EXERCISE — Print all entries precisely as they are written.

[Extracted records]
• • • • •

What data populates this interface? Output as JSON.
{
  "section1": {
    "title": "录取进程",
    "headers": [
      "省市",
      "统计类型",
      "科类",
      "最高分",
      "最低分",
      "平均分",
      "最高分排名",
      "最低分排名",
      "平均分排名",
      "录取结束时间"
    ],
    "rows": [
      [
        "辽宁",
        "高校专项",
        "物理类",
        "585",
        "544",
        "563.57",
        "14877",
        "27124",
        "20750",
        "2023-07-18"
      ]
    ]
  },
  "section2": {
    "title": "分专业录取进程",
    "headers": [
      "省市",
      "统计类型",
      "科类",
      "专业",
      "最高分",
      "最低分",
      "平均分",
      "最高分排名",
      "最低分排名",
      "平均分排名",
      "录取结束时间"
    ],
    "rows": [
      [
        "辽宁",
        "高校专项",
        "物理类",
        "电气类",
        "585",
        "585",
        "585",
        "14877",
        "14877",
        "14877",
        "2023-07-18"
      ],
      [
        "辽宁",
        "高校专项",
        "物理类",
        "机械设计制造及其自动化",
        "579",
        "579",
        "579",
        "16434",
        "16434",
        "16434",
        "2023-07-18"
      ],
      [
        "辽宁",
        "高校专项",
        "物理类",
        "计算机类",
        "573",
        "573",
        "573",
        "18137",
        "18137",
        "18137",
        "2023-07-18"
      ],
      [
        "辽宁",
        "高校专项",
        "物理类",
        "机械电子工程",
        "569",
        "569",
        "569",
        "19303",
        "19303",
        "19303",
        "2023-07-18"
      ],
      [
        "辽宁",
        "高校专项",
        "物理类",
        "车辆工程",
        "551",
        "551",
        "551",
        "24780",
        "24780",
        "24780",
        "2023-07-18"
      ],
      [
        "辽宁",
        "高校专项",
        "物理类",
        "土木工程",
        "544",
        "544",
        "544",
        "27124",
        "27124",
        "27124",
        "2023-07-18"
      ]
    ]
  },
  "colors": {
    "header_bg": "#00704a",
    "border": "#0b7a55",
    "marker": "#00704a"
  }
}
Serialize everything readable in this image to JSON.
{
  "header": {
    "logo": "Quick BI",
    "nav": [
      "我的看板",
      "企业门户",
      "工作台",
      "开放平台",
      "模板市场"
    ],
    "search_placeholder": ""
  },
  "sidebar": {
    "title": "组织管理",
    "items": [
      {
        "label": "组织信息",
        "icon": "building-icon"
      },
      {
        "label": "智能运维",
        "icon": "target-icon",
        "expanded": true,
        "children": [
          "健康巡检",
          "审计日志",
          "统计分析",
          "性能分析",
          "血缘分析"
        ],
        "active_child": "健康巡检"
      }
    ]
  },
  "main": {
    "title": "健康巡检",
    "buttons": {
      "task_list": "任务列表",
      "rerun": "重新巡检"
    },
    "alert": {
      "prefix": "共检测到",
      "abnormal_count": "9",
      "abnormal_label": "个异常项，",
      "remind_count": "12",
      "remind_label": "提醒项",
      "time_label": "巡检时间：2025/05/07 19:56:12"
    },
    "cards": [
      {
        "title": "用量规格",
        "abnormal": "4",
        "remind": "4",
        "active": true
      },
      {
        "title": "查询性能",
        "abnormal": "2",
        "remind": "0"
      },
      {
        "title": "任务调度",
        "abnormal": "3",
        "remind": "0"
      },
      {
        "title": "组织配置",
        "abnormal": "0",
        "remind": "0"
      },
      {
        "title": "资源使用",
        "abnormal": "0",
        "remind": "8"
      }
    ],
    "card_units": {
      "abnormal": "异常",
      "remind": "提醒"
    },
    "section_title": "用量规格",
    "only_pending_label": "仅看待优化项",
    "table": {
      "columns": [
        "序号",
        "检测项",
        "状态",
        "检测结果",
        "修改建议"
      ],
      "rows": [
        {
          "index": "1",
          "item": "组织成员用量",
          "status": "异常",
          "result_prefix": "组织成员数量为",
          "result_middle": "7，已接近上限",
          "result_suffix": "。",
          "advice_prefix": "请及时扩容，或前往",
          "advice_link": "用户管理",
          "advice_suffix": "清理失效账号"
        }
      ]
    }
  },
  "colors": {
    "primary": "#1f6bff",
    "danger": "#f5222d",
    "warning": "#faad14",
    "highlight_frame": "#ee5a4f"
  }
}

• • • • •

EXERCISE OUTPUT —
What data populates this interface? Output as JSON.
{
  "section1": {
    "title": "录取进程",
    "headers": [
      "省市",
      "统计类型",
      "科类",
      "最高分",
      "最低分",
      "平均分",
      "最高分排名",
      "最低分排名",
      "平均分排名",
      "录取结束时间"
    ],
    "rows": [
      [
        "辽宁",
        "高校专项",
        "物理类",
        "585",
        "544",
        "563.57",
        "14877",
        "27124",
        "20750",
        "2023-07-18"
      ]
    ]
  },
  "section2": {
    "title": "分专业录取进程",
    "headers": [
      "省市",
      "统计类型",
      "科类",
      "专业",
      "最高分",
      "最低分",
      "平均分",
      "最高分排名",
      "最低分排名",
      "平均分排名",
      "录取结束时间"
    ],
    "rows": [
      [
        "辽宁",
        "高校专项",
        "物理类",
        "电气类",
        "585",
        "585",
        "585",
        "14877",
        "14877",
        "14877",
        "2023-07-18"
      ],
      [
        "辽宁",
        "高校专项",
        "物理类",
        "机械设计制造及其自动化",
        "579",
        "579",
        "579",
        "16434",
        "16434",
        "16434",
        "2023-07-18"
      ],
      [
        "辽宁",
        "高校专项",
        "物理类",
        "计算机类",
        "573",
        "573",
        "573",
        "18137",
        "18137",
        "18137",
        "2023-07-18"
      ],
      [
        "辽宁",
        "高校专项",
        "物理类",
        "机械电子工程",
        "569",
        "569",
        "569",
        "19303",
        "19303",
        "19303",
        "2023-07-18"
      ],
      [
        "辽宁",
        "高校专项",
        "物理类",
        "车辆工程",
        "551",
        "551",
        "551",
        "24780",
        "24780",
        "24780",
        "2023-07-18"
      ],
      [
        "辽宁",
        "高校专项",
        "物理类",
        "土木工程",
        "544",
        "544",
        "544",
        "27124",
        "27124",
        "27124",
        "2023-07-18"
      ]
    ]
  },
  "colors": {
    "header_bg": "#00704a",
    "border": "#0b7a55",
    "marker": "#00704a"
  }
}
Serialize everything readable in this image to JSON.
{
  "header": {
    "logo": "Quick BI",
    "nav": [
      "我的看板",
      "企业门户",
      "工作台",
      "开放平台",
      "模板市场"
    ],
    "search_placeholder": ""
  },
  "sidebar": {
    "title": "组织管理",
    "items": [
      {
        "label": "组织信息",
        "icon": "building-icon"
      },
      {
        "label": "智能运维",
        "icon": "target-icon",
        "expanded": true,
        "children": [
          "健康巡检",
          "审计日志",
          "统计分析",
          "性能分析",
          "血缘分析"
        ],
        "active_child": "健康巡检"
      }
    ]
  },
  "main": {
    "title": "健康巡检",
    "buttons": {
      "task_list": "任务列表",
      "rerun": "重新巡检"
    },
    "alert": {
      "prefix": "共检测到",
      "abnormal_count": "9",
      "abnormal_label": "个异常项，",
      "remind_count": "12",
      "remind_label": "提醒项",
      "time_label": "巡检时间：2025/05/07 19:56:12"
    },
    "cards": [
      {
        "title": "用量规格",
        "abnormal": "4",
        "remind": "4",
        "active": true
      },
      {
        "title": "查询性能",
        "abnormal": "2",
        "remind": "0"
      },
      {
        "title": "任务调度",
        "abnormal": "3",
        "remind": "0"
      },
      {
        "title": "组织配置",
        "abnormal": "0",
        "remind": "0"
      },
      {
        "title": "资源使用",
        "abnormal": "0",
        "remind": "8"
      }
    ],
    "card_units": {
      "abnormal": "异常",
      "remind": "提醒"
    },
    "section_title": "用量规格",
    "only_pending_label": "仅看待优化项",
    "table": {
      "columns": [
        "序号",
        "检测项",
        "状态",
        "检测结果",
        "修改建议"
      ],
      "rows": [
        {
          "index": "1",
          "item": "组织成员用量",
          "status": "异常",
          "result_prefix": "组织成员数量为",
          "result_middle": "7，已接近上限",
          "result_suffix": "。",
          "advice_prefix": "请及时扩容，或前往",
          "advice_link": "用户管理",
          "advice_suffix": "清理失效账号"
        }
      ]
    }
  },
  "colors": {
    "primary": "#1f6bff",
    "danger": "#f5222d",
    "warning": "#faad14",
    "highlight_frame": "#ee5a4f"
  }
}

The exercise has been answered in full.